> TASK INSTRUCTIONS
Scan the data. Collect each line that contains the word "from".

> RECORD LIST

:::::

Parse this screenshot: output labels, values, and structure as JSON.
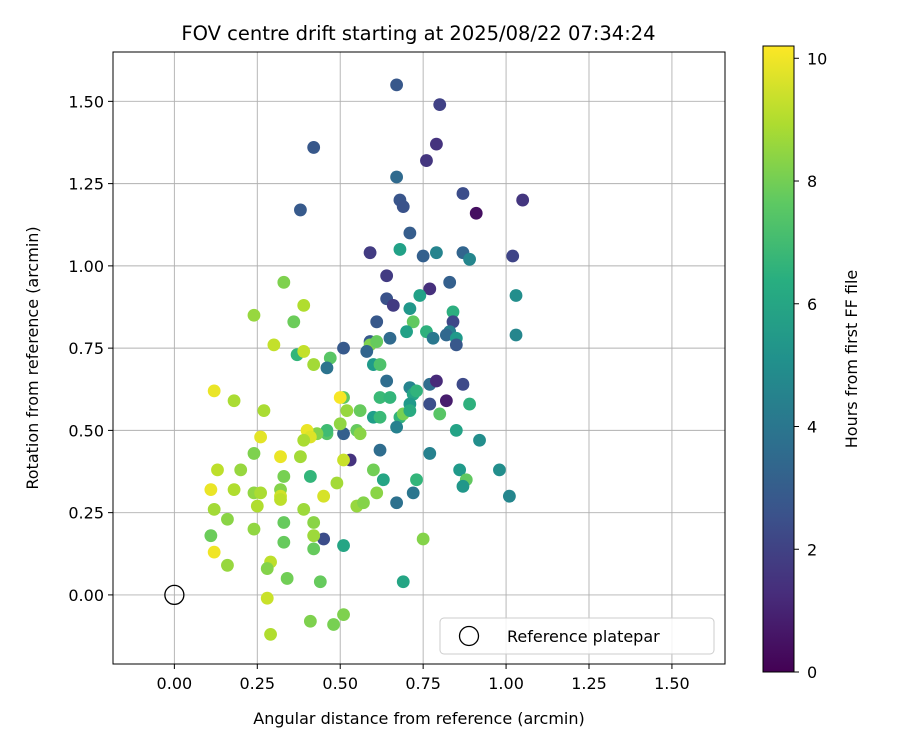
{
  "chart_data": {
    "type": "scatter",
    "title": "FOV centre drift starting at 2025/08/22 07:34:24",
    "xlabel": "Angular distance from reference (arcmin)",
    "ylabel": "Rotation from reference (arcmin)",
    "xlim": [
      -0.185,
      1.66
    ],
    "ylim": [
      -0.21,
      1.65
    ],
    "xticks": [
      0.0,
      0.25,
      0.5,
      0.75,
      1.0,
      1.25,
      1.5
    ],
    "xtick_labels": [
      "0.00",
      "0.25",
      "0.50",
      "0.75",
      "1.00",
      "1.25",
      "1.50"
    ],
    "yticks": [
      0.0,
      0.25,
      0.5,
      0.75,
      1.0,
      1.25,
      1.5
    ],
    "ytick_labels": [
      "0.00",
      "0.25",
      "0.50",
      "0.75",
      "1.00",
      "1.25",
      "1.50"
    ],
    "grid": true,
    "colormap": "viridis",
    "colorbar": {
      "label": "Hours from first FF file",
      "range": [
        0,
        10.2
      ],
      "ticks": [
        0,
        2,
        4,
        6,
        8,
        10
      ],
      "tick_labels": [
        "0",
        "2",
        "4",
        "6",
        "8",
        "10"
      ]
    },
    "reference": {
      "name": "Reference platepar",
      "x": 0.0,
      "y": 0.0
    },
    "legend": {
      "position": "lower-right",
      "entries": [
        "Reference platepar"
      ]
    },
    "points": [
      [
        0.67,
        1.55,
        2.8
      ],
      [
        0.8,
        1.49,
        2.0
      ],
      [
        0.42,
        1.36,
        2.8
      ],
      [
        0.79,
        1.37,
        1.5
      ],
      [
        0.76,
        1.32,
        1.6
      ],
      [
        0.67,
        1.27,
        3.5
      ],
      [
        0.87,
        1.22,
        2.4
      ],
      [
        0.68,
        1.2,
        2.7
      ],
      [
        1.05,
        1.2,
        1.6
      ],
      [
        0.69,
        1.18,
        2.6
      ],
      [
        0.38,
        1.17,
        2.9
      ],
      [
        0.91,
        1.16,
        0.4
      ],
      [
        0.71,
        1.1,
        3.0
      ],
      [
        0.59,
        1.04,
        1.8
      ],
      [
        0.68,
        1.05,
        5.8
      ],
      [
        0.79,
        1.04,
        4.6
      ],
      [
        0.87,
        1.04,
        3.3
      ],
      [
        0.75,
        1.03,
        3.1
      ],
      [
        1.02,
        1.03,
        2.1
      ],
      [
        0.89,
        1.02,
        4.7
      ],
      [
        0.64,
        0.97,
        1.8
      ],
      [
        0.83,
        0.95,
        3.1
      ],
      [
        0.77,
        0.93,
        1.4
      ],
      [
        0.64,
        0.9,
        2.6
      ],
      [
        0.66,
        0.88,
        1.8
      ],
      [
        0.74,
        0.91,
        5.8
      ],
      [
        1.03,
        0.91,
        5.0
      ],
      [
        0.71,
        0.87,
        5.4
      ],
      [
        0.84,
        0.86,
        6.4
      ],
      [
        0.61,
        0.83,
        2.8
      ],
      [
        0.84,
        0.83,
        2.2
      ],
      [
        0.83,
        0.8,
        4.4
      ],
      [
        0.72,
        0.83,
        7.7
      ],
      [
        0.76,
        0.8,
        6.5
      ],
      [
        0.82,
        0.79,
        3.4
      ],
      [
        0.78,
        0.78,
        4.1
      ],
      [
        0.85,
        0.78,
        5.5
      ],
      [
        0.85,
        0.76,
        2.8
      ],
      [
        0.65,
        0.78,
        3.5
      ],
      [
        0.59,
        0.77,
        2.9
      ],
      [
        0.59,
        0.76,
        8.2
      ],
      [
        0.61,
        0.77,
        7.8
      ],
      [
        0.7,
        0.8,
        5.8
      ],
      [
        0.51,
        0.75,
        2.9
      ],
      [
        0.58,
        0.74,
        3.3
      ],
      [
        1.03,
        0.79,
        4.7
      ],
      [
        0.47,
        0.72,
        7.5
      ],
      [
        0.37,
        0.73,
        6.7
      ],
      [
        0.46,
        0.69,
        3.9
      ],
      [
        0.6,
        0.7,
        5.5
      ],
      [
        0.62,
        0.7,
        7.3
      ],
      [
        0.42,
        0.7,
        8.8
      ],
      [
        0.39,
        0.74,
        9.3
      ],
      [
        0.36,
        0.83,
        7.9
      ],
      [
        0.39,
        0.88,
        9.0
      ],
      [
        0.33,
        0.95,
        8.2
      ],
      [
        0.24,
        0.85,
        8.6
      ],
      [
        0.3,
        0.76,
        9.3
      ],
      [
        0.64,
        0.65,
        3.6
      ],
      [
        0.71,
        0.63,
        4.6
      ],
      [
        0.77,
        0.64,
        3.6
      ],
      [
        0.79,
        0.65,
        1.2
      ],
      [
        0.87,
        0.64,
        2.3
      ],
      [
        0.72,
        0.61,
        6.0
      ],
      [
        0.73,
        0.62,
        6.6
      ],
      [
        0.62,
        0.6,
        6.9
      ],
      [
        0.65,
        0.6,
        6.7
      ],
      [
        0.71,
        0.58,
        5.5
      ],
      [
        0.77,
        0.58,
        2.5
      ],
      [
        0.82,
        0.59,
        0.8
      ],
      [
        0.89,
        0.58,
        6.5
      ],
      [
        0.51,
        0.6,
        7.6
      ],
      [
        0.5,
        0.6,
        10.1
      ],
      [
        0.52,
        0.56,
        8.6
      ],
      [
        0.56,
        0.56,
        7.8
      ],
      [
        0.6,
        0.54,
        5.7
      ],
      [
        0.62,
        0.54,
        6.9
      ],
      [
        0.68,
        0.54,
        6.6
      ],
      [
        0.69,
        0.55,
        8.1
      ],
      [
        0.71,
        0.56,
        6.2
      ],
      [
        0.67,
        0.51,
        4.5
      ],
      [
        0.8,
        0.55,
        7.5
      ],
      [
        0.85,
        0.5,
        5.9
      ],
      [
        0.92,
        0.47,
        5.0
      ],
      [
        0.51,
        0.49,
        3.1
      ],
      [
        0.5,
        0.52,
        8.5
      ],
      [
        0.55,
        0.5,
        7.8
      ],
      [
        0.56,
        0.49,
        8.4
      ],
      [
        0.46,
        0.49,
        7.4
      ],
      [
        0.46,
        0.5,
        7.0
      ],
      [
        0.43,
        0.49,
        8.3
      ],
      [
        0.4,
        0.5,
        9.9
      ],
      [
        0.41,
        0.48,
        9.7
      ],
      [
        0.39,
        0.47,
        8.9
      ],
      [
        0.26,
        0.48,
        9.8
      ],
      [
        0.27,
        0.56,
        8.9
      ],
      [
        0.18,
        0.59,
        8.9
      ],
      [
        0.12,
        0.62,
        9.9
      ],
      [
        0.62,
        0.44,
        3.6
      ],
      [
        0.77,
        0.43,
        4.5
      ],
      [
        0.53,
        0.41,
        1.5
      ],
      [
        0.51,
        0.41,
        9.4
      ],
      [
        0.6,
        0.38,
        8.0
      ],
      [
        0.86,
        0.38,
        5.5
      ],
      [
        0.98,
        0.38,
        5.0
      ],
      [
        0.63,
        0.35,
        6.0
      ],
      [
        0.73,
        0.35,
        6.7
      ],
      [
        0.88,
        0.35,
        7.7
      ],
      [
        0.87,
        0.33,
        5.4
      ],
      [
        0.41,
        0.36,
        6.7
      ],
      [
        0.33,
        0.36,
        8.1
      ],
      [
        0.24,
        0.43,
        8.2
      ],
      [
        0.32,
        0.42,
        9.9
      ],
      [
        0.38,
        0.42,
        8.8
      ],
      [
        0.2,
        0.38,
        8.6
      ],
      [
        0.13,
        0.38,
        9.2
      ],
      [
        0.11,
        0.32,
        9.9
      ],
      [
        0.18,
        0.32,
        9.0
      ],
      [
        0.24,
        0.31,
        8.5
      ],
      [
        0.26,
        0.31,
        8.9
      ],
      [
        0.32,
        0.32,
        8.3
      ],
      [
        0.32,
        0.3,
        9.5
      ],
      [
        0.32,
        0.29,
        9.2
      ],
      [
        0.45,
        0.3,
        9.6
      ],
      [
        0.49,
        0.34,
        8.8
      ],
      [
        0.61,
        0.31,
        8.4
      ],
      [
        0.72,
        0.31,
        4.0
      ],
      [
        1.01,
        0.3,
        4.7
      ],
      [
        0.67,
        0.28,
        3.8
      ],
      [
        0.55,
        0.27,
        8.6
      ],
      [
        0.57,
        0.28,
        8.3
      ],
      [
        0.12,
        0.26,
        8.8
      ],
      [
        0.25,
        0.27,
        9.0
      ],
      [
        0.39,
        0.26,
        8.7
      ],
      [
        0.16,
        0.23,
        8.4
      ],
      [
        0.24,
        0.2,
        8.5
      ],
      [
        0.33,
        0.22,
        7.8
      ],
      [
        0.42,
        0.22,
        8.4
      ],
      [
        0.33,
        0.16,
        7.8
      ],
      [
        0.45,
        0.17,
        2.4
      ],
      [
        0.42,
        0.18,
        8.7
      ],
      [
        0.42,
        0.14,
        7.8
      ],
      [
        0.51,
        0.15,
        6.0
      ],
      [
        0.11,
        0.18,
        7.9
      ],
      [
        0.12,
        0.13,
        10.0
      ],
      [
        0.16,
        0.09,
        8.6
      ],
      [
        0.29,
        0.1,
        9.2
      ],
      [
        0.28,
        0.08,
        8.3
      ],
      [
        0.34,
        0.05,
        8.0
      ],
      [
        0.44,
        0.04,
        7.8
      ],
      [
        0.69,
        0.04,
        6.0
      ],
      [
        0.75,
        0.17,
        8.3
      ],
      [
        0.28,
        -0.01,
        9.4
      ],
      [
        0.41,
        -0.08,
        8.2
      ],
      [
        0.51,
        -0.06,
        8.2
      ],
      [
        0.48,
        -0.09,
        8.1
      ],
      [
        0.29,
        -0.12,
        9.0
      ]
    ]
  }
}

:::::

> OUTPUT
    "xlabel": "Angular distance from reference (arcmin)",
    "ylabel": "Rotation from reference (arcmin)",
      "label": "Hours from first FF file",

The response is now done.